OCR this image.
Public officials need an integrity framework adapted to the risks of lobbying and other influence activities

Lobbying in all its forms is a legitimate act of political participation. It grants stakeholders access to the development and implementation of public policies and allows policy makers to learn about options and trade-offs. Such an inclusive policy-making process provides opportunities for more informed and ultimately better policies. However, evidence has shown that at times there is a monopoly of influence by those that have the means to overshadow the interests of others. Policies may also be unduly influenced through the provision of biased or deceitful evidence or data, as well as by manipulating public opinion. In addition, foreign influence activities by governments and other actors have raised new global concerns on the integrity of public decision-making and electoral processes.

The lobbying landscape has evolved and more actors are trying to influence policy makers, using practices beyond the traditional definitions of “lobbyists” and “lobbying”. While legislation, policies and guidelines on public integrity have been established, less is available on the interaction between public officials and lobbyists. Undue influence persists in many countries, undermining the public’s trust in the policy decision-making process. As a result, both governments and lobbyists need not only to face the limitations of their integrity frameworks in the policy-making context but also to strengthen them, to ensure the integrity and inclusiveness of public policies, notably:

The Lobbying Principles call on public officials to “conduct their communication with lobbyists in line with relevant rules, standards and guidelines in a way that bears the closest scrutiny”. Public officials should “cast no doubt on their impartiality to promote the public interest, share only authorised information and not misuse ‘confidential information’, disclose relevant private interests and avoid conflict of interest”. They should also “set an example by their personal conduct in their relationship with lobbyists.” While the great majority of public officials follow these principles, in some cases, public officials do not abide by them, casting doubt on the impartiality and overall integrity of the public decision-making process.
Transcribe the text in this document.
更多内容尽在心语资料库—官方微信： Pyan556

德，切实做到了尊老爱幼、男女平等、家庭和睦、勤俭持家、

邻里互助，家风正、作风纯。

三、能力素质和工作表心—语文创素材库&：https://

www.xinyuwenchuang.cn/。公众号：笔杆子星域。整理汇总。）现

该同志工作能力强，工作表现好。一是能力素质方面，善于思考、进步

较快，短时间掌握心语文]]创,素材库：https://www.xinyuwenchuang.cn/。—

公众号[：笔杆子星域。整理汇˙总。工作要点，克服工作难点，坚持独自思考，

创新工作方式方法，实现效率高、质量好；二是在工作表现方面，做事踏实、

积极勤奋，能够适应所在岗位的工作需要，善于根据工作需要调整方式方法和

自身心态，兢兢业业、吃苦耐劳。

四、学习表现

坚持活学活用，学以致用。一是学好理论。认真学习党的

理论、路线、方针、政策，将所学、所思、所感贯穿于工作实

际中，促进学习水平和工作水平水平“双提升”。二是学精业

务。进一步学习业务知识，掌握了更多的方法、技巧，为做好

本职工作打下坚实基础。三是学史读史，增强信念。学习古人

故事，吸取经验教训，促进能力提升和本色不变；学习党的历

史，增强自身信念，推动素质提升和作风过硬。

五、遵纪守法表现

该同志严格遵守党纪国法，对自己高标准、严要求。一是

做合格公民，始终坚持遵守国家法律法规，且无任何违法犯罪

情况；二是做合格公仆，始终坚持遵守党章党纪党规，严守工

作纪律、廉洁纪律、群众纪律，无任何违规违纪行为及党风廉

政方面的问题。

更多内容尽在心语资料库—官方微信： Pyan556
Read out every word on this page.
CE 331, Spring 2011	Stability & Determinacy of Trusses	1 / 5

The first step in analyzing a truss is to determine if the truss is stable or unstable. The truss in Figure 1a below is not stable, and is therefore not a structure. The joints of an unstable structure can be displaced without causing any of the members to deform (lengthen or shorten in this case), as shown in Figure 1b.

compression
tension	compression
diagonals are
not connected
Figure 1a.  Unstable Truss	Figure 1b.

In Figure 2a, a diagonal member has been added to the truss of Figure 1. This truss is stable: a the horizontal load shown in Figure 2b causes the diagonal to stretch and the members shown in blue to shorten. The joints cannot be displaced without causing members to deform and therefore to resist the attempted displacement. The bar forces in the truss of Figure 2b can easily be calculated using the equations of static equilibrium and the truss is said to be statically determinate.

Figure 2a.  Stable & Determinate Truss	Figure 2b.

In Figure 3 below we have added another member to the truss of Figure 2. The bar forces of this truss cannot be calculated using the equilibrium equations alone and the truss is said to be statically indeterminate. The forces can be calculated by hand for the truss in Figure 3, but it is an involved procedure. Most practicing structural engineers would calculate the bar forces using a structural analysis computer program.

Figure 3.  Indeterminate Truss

_____

_Your objective_
List the lines of the entries that include "https".

_Response to the task_
三、能力素质和工作表心—语文创素材库&：https://
较快，短时间掌握心语文]]创,素材库：https://www.xinyuwenchuang.cn/。—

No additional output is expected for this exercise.